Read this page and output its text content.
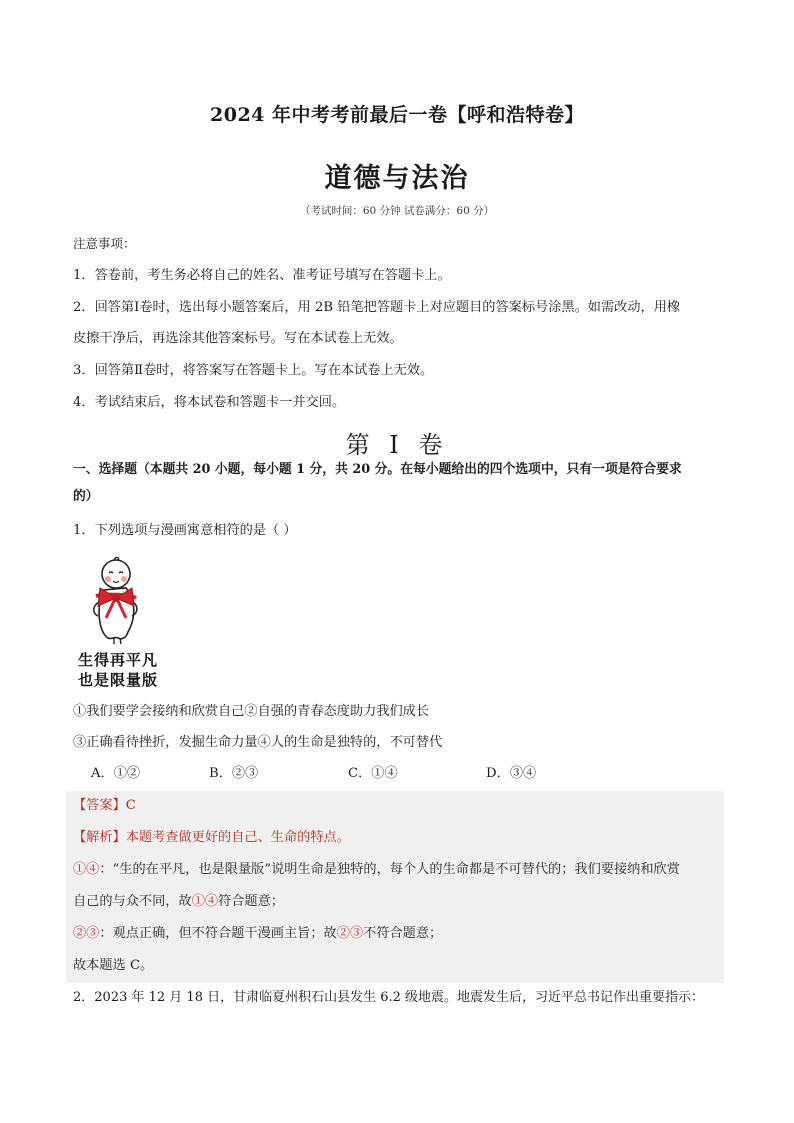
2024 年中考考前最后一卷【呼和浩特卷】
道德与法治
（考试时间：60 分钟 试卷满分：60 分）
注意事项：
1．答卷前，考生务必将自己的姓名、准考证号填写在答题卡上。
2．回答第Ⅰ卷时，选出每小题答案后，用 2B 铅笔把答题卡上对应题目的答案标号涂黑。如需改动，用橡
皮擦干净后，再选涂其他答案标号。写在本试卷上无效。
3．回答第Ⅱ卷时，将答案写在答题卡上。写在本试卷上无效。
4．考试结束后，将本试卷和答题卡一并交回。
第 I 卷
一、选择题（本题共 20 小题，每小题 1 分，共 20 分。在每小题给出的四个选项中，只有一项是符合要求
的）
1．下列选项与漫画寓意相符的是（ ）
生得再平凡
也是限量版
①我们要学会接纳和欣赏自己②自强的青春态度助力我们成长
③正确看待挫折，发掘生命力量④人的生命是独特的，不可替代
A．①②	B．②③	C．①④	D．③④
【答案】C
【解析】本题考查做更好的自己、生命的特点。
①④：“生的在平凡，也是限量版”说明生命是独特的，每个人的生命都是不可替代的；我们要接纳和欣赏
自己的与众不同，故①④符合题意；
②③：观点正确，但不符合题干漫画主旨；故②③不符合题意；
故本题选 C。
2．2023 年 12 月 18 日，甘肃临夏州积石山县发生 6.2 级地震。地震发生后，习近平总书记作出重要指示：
────────────────────
What is required:
Take the listing above and print it exactly, apart from the pictures.

Answer:
Read this page and output its text content.
2024 年中考考前最后一卷【呼和浩特卷】
道德与法治
（考试时间：60 分钟 试卷满分：60 分）
注意事项：
1．答卷前，考生务必将自己的姓名、准考证号填写在答题卡上。
2．回答第Ⅰ卷时，选出每小题答案后，用 2B 铅笔把答题卡上对应题目的答案标号涂黑。如需改动，用橡
皮擦干净后，再选涂其他答案标号。写在本试卷上无效。
3．回答第Ⅱ卷时，将答案写在答题卡上。写在本试卷上无效。
4．考试结束后，将本试卷和答题卡一并交回。
第 I 卷
一、选择题（本题共 20 小题，每小题 1 分，共 20 分。在每小题给出的四个选项中，只有一项是符合要求
的）
1．下列选项与漫画寓意相符的是（ ）
生得再平凡
也是限量版
①我们要学会接纳和欣赏自己②自强的青春态度助力我们成长
③正确看待挫折，发掘生命力量④人的生命是独特的，不可替代
A．①②	B．②③	C．①④	D．③④
【答案】C
【解析】本题考查做更好的自己、生命的特点。
①④：“生的在平凡，也是限量版”说明生命是独特的，每个人的生命都是不可替代的；我们要接纳和欣赏
自己的与众不同，故①④符合题意；
②③：观点正确，但不符合题干漫画主旨；故②③不符合题意；
故本题选 C。
2．2023 年 12 月 18 日，甘肃临夏州积石山县发生 6.2 级地震。地震发生后，习近平总书记作出重要指示：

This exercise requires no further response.